§ Your task: Output all of the data below exactly as given.

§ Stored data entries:
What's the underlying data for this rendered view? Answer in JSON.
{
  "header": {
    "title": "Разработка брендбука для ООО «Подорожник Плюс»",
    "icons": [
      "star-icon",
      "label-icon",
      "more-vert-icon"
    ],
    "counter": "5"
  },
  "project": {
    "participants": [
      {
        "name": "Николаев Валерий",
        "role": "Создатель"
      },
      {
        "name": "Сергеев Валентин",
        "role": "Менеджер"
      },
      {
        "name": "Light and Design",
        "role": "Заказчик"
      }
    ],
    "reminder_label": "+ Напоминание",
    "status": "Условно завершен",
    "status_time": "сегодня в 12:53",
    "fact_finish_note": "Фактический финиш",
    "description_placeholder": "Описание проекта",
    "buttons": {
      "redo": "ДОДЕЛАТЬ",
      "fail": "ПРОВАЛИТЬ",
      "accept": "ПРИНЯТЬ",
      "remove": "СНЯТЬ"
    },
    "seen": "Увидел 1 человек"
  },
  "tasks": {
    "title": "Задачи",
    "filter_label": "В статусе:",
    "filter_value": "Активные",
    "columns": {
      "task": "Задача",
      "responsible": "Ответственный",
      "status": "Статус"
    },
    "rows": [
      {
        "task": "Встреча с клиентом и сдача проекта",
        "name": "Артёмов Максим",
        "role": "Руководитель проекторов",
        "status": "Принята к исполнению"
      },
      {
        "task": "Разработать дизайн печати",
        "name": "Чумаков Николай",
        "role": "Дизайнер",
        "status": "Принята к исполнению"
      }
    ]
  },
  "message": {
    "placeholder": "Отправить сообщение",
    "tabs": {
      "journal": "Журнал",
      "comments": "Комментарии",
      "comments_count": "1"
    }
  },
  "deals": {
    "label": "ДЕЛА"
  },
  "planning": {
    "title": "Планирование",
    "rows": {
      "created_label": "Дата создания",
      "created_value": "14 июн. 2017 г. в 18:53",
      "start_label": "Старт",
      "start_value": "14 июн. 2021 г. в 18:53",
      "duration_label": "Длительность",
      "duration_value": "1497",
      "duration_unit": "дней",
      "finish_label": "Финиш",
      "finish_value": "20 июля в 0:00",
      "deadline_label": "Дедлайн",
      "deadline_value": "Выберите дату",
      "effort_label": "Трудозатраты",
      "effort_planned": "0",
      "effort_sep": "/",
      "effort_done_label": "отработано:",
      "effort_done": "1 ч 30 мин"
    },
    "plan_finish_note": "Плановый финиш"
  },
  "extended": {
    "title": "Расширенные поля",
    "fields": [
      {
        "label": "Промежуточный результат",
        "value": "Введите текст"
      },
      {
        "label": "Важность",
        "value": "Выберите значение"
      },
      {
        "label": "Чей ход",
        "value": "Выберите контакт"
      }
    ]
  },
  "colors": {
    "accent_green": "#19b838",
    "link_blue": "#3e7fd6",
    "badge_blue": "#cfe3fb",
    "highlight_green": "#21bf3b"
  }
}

§ Reply:
What's the underlying data for this rendered view? Answer in JSON.
{
  "header": {
    "title": "Разработка брендбука для ООО «Подорожник Плюс»",
    "icons": [
      "star-icon",
      "label-icon",
      "more-vert-icon"
    ],
    "counter": "5"
  },
  "project": {
    "participants": [
      {
        "name": "Николаев Валерий",
        "role": "Создатель"
      },
      {
        "name": "Сергеев Валентин",
        "role": "Менеджер"
      },
      {
        "name": "Light and Design",
        "role": "Заказчик"
      }
    ],
    "reminder_label": "+ Напоминание",
    "status": "Условно завершен",
    "status_time": "сегодня в 12:53",
    "fact_finish_note": "Фактический финиш",
    "description_placeholder": "Описание проекта",
    "buttons": {
      "redo": "ДОДЕЛАТЬ",
      "fail": "ПРОВАЛИТЬ",
      "accept": "ПРИНЯТЬ",
      "remove": "СНЯТЬ"
    },
    "seen": "Увидел 1 человек"
  },
  "tasks": {
    "title": "Задачи",
    "filter_label": "В статусе:",
    "filter_value": "Активные",
    "columns": {
      "task": "Задача",
      "responsible": "Ответственный",
      "status": "Статус"
    },
    "rows": [
      {
        "task": "Встреча с клиентом и сдача проекта",
        "name": "Артёмов Максим",
        "role": "Руководитель проекторов",
        "status": "Принята к исполнению"
      },
      {
        "task": "Разработать дизайн печати",
        "name": "Чумаков Николай",
        "role": "Дизайнер",
        "status": "Принята к исполнению"
      }
    ]
  },
  "message": {
    "placeholder": "Отправить сообщение",
    "tabs": {
      "journal": "Журнал",
      "comments": "Комментарии",
      "comments_count": "1"
    }
  },
  "deals": {
    "label": "ДЕЛА"
  },
  "planning": {
    "title": "Планирование",
    "rows": {
      "created_label": "Дата создания",
      "created_value": "14 июн. 2017 г. в 18:53",
      "start_label": "Старт",
      "start_value": "14 июн. 2021 г. в 18:53",
      "duration_label": "Длительность",
      "duration_value": "1497",
      "duration_unit": "дней",
      "finish_label": "Финиш",
      "finish_value": "20 июля в 0:00",
      "deadline_label": "Дедлайн",
      "deadline_value": "Выберите дату",
      "effort_label": "Трудозатраты",
      "effort_planned": "0",
      "effort_sep": "/",
      "effort_done_label": "отработано:",
      "effort_done": "1 ч 30 мин"
    },
    "plan_finish_note": "Плановый финиш"
  },
  "extended": {
    "title": "Расширенные поля",
    "fields": [
      {
        "label": "Промежуточный результат",
        "value": "Введите текст"
      },
      {
        "label": "Важность",
        "value": "Выберите значение"
      },
      {
        "label": "Чей ход",
        "value": "Выберите контакт"
      }
    ]
  },
  "colors": {
    "accent_green": "#19b838",
    "link_blue": "#3e7fd6",
    "badge_blue": "#cfe3fb",
    "highlight_green": "#21bf3b"
  }
}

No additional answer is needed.